Find each line containing the word "name" and report how many there are. Add nothing else.

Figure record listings

• • • • •

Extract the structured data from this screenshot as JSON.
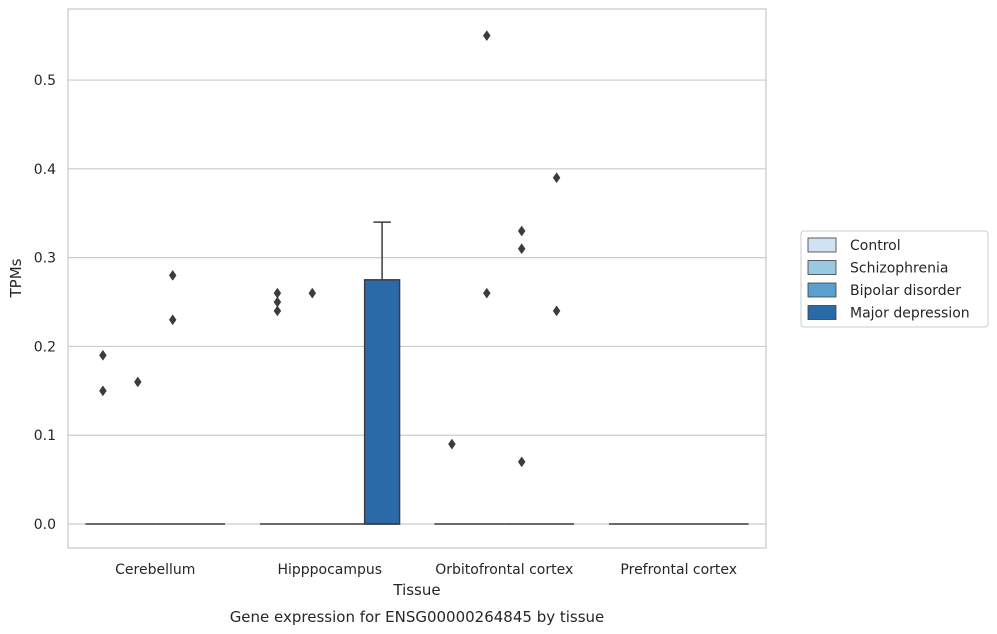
{
  "chart_data": {
    "type": "box",
    "title": "",
    "caption": "Gene expression for ENSG00000264845 by tissue",
    "xlabel": "Tissue",
    "ylabel": "TPMs",
    "ylim": [
      -0.027,
      0.58
    ],
    "yticks": [
      0.0,
      0.1,
      0.2,
      0.3,
      0.4,
      0.5
    ],
    "ytick_labels": [
      "0.0",
      "0.1",
      "0.2",
      "0.3",
      "0.4",
      "0.5"
    ],
    "grid": "horizontal",
    "legend_position": "right",
    "categories": [
      "Cerebellum",
      "Hipppocampus",
      "Orbitofrontal cortex",
      "Prefrontal cortex"
    ],
    "series": [
      {
        "name": "Control",
        "color": "#d1e2f2",
        "boxes": [
          {
            "category": "Cerebellum",
            "q1": 0,
            "median": 0,
            "q3": 0,
            "whisker_low": 0,
            "whisker_high": 0,
            "outliers": [
              0.19,
              0.15
            ]
          },
          {
            "category": "Hipppocampus",
            "q1": 0,
            "median": 0,
            "q3": 0,
            "whisker_low": 0,
            "whisker_high": 0,
            "outliers": [
              0.26,
              0.25,
              0.24
            ]
          },
          {
            "category": "Orbitofrontal cortex",
            "q1": 0,
            "median": 0,
            "q3": 0,
            "whisker_low": 0,
            "whisker_high": 0,
            "outliers": [
              0.09
            ]
          },
          {
            "category": "Prefrontal cortex",
            "q1": 0,
            "median": 0,
            "q3": 0,
            "whisker_low": 0,
            "whisker_high": 0,
            "outliers": []
          }
        ]
      },
      {
        "name": "Schizophrenia",
        "color": "#9ac8e0",
        "boxes": [
          {
            "category": "Cerebellum",
            "q1": 0,
            "median": 0,
            "q3": 0,
            "whisker_low": 0,
            "whisker_high": 0,
            "outliers": [
              0.16
            ]
          },
          {
            "category": "Hipppocampus",
            "q1": 0,
            "median": 0,
            "q3": 0,
            "whisker_low": 0,
            "whisker_high": 0,
            "outliers": [
              0.26
            ]
          },
          {
            "category": "Orbitofrontal cortex",
            "q1": 0,
            "median": 0,
            "q3": 0,
            "whisker_low": 0,
            "whisker_high": 0,
            "outliers": [
              0.55,
              0.26
            ]
          },
          {
            "category": "Prefrontal cortex",
            "q1": 0,
            "median": 0,
            "q3": 0,
            "whisker_low": 0,
            "whisker_high": 0,
            "outliers": []
          }
        ]
      },
      {
        "name": "Bipolar disorder",
        "color": "#5a9fcd",
        "boxes": [
          {
            "category": "Cerebellum",
            "q1": 0,
            "median": 0,
            "q3": 0,
            "whisker_low": 0,
            "whisker_high": 0,
            "outliers": [
              0.28,
              0.23
            ]
          },
          {
            "category": "Hipppocampus",
            "q1": 0,
            "median": 0,
            "q3": 0,
            "whisker_low": 0,
            "whisker_high": 0,
            "outliers": []
          },
          {
            "category": "Orbitofrontal cortex",
            "q1": 0,
            "median": 0,
            "q3": 0,
            "whisker_low": 0,
            "whisker_high": 0,
            "outliers": [
              0.33,
              0.31,
              0.07
            ]
          },
          {
            "category": "Prefrontal cortex",
            "q1": 0,
            "median": 0,
            "q3": 0,
            "whisker_low": 0,
            "whisker_high": 0,
            "outliers": []
          }
        ]
      },
      {
        "name": "Major depression",
        "color": "#2b6aa8",
        "boxes": [
          {
            "category": "Cerebellum",
            "q1": 0,
            "median": 0,
            "q3": 0,
            "whisker_low": 0,
            "whisker_high": 0,
            "outliers": []
          },
          {
            "category": "Hipppocampus",
            "q1": 0,
            "median": 0,
            "q3": 0.275,
            "whisker_low": 0,
            "whisker_high": 0.34,
            "outliers": []
          },
          {
            "category": "Orbitofrontal cortex",
            "q1": 0,
            "median": 0,
            "q3": 0,
            "whisker_low": 0,
            "whisker_high": 0,
            "outliers": [
              0.39,
              0.24
            ]
          },
          {
            "category": "Prefrontal cortex",
            "q1": 0,
            "median": 0,
            "q3": 0,
            "whisker_low": 0,
            "whisker_high": 0,
            "outliers": []
          }
        ]
      }
    ]
  }
}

• • • • •

FULL SOLUTION
4